[Figure record listings]
+ + +
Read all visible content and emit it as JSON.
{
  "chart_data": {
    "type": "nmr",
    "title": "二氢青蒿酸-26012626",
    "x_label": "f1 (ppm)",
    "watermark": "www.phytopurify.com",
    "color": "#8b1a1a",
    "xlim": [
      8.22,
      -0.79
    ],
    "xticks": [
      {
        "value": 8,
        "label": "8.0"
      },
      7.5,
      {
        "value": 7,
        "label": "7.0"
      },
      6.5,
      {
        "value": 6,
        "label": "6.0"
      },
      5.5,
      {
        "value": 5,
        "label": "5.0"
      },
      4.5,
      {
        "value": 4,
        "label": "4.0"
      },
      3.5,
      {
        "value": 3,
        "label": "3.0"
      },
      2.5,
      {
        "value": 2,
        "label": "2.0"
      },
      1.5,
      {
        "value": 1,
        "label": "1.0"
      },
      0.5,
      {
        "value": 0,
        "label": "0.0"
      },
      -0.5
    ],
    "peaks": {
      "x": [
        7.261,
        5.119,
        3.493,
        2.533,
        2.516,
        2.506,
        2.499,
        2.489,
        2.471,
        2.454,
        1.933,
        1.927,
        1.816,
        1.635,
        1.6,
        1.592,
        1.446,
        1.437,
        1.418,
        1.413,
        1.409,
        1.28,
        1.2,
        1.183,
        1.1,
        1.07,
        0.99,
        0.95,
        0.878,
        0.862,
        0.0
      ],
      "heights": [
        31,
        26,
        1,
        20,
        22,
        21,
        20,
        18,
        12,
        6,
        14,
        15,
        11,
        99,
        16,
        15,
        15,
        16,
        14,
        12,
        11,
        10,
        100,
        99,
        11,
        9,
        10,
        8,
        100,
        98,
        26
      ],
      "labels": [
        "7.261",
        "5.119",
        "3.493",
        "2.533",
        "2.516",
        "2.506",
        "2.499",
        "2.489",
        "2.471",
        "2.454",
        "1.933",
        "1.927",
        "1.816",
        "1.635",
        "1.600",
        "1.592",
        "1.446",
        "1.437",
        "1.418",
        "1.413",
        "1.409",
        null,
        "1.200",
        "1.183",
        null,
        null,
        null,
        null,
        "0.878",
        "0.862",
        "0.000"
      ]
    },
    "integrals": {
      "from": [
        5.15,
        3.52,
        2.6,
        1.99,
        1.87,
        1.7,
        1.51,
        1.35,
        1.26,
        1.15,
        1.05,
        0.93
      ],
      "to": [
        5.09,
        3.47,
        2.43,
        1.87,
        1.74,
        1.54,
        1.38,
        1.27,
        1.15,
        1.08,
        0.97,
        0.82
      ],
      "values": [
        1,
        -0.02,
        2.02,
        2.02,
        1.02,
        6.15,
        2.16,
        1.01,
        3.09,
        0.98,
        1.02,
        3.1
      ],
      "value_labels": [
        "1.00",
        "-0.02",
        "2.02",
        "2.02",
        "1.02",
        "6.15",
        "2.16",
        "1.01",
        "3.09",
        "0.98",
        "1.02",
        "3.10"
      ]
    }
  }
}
+ + +
* [INSTRUCTIONS TO FOLLOW] Every line above needs to be retyped exactly.

* [SOLUTION TO THIS EXERCISE]
Read all visible content and emit it as JSON.
{
  "chart_data": {
    "type": "nmr",
    "title": "二氢青蒿酸-26012626",
    "x_label": "f1 (ppm)",
    "watermark": "www.phytopurify.com",
    "color": "#8b1a1a",
    "xlim": [
      8.22,
      -0.79
    ],
    "xticks": [
      {
        "value": 8,
        "label": "8.0"
      },
      7.5,
      {
        "value": 7,
        "label": "7.0"
      },
      6.5,
      {
        "value": 6,
        "label": "6.0"
      },
      5.5,
      {
        "value": 5,
        "label": "5.0"
      },
      4.5,
      {
        "value": 4,
        "label": "4.0"
      },
      3.5,
      {
        "value": 3,
        "label": "3.0"
      },
      2.5,
      {
        "value": 2,
        "label": "2.0"
      },
      1.5,
      {
        "value": 1,
        "label": "1.0"
      },
      0.5,
      {
        "value": 0,
        "label": "0.0"
      },
      -0.5
    ],
    "peaks": {
      "x": [
        7.261,
        5.119,
        3.493,
        2.533,
        2.516,
        2.506,
        2.499,
        2.489,
        2.471,
        2.454,
        1.933,
        1.927,
        1.816,
        1.635,
        1.6,
        1.592,
        1.446,
        1.437,
        1.418,
        1.413,
        1.409,
        1.28,
        1.2,
        1.183,
        1.1,
        1.07,
        0.99,
        0.95,
        0.878,
        0.862,
        0.0
      ],
      "heights": [
        31,
        26,
        1,
        20,
        22,
        21,
        20,
        18,
        12,
        6,
        14,
        15,
        11,
        99,
        16,
        15,
        15,
        16,
        14,
        12,
        11,
        10,
        100,
        99,
        11,
        9,
        10,
        8,
        100,
        98,
        26
      ],
      "labels": [
        "7.261",
        "5.119",
        "3.493",
        "2.533",
        "2.516",
        "2.506",
        "2.499",
        "2.489",
        "2.471",
        "2.454",
        "1.933",
        "1.927",
        "1.816",
        "1.635",
        "1.600",
        "1.592",
        "1.446",
        "1.437",
        "1.418",
        "1.413",
        "1.409",
        null,
        "1.200",
        "1.183",
        null,
        null,
        null,
        null,
        "0.878",
        "0.862",
        "0.000"
      ]
    },
    "integrals": {
      "from": [
        5.15,
        3.52,
        2.6,
        1.99,
        1.87,
        1.7,
        1.51,
        1.35,
        1.26,
        1.15,
        1.05,
        0.93
      ],
      "to": [
        5.09,
        3.47,
        2.43,
        1.87,
        1.74,
        1.54,
        1.38,
        1.27,
        1.15,
        1.08,
        0.97,
        0.82
      ],
      "values": [
        1,
        -0.02,
        2.02,
        2.02,
        1.02,
        6.15,
        2.16,
        1.01,
        3.09,
        0.98,
        1.02,
        3.1
      ],
      "value_labels": [
        "1.00",
        "-0.02",
        "2.02",
        "2.02",
        "1.02",
        "6.15",
        "2.16",
        "1.01",
        "3.09",
        "0.98",
        "1.02",
        "3.10"
      ]
    }
  }
}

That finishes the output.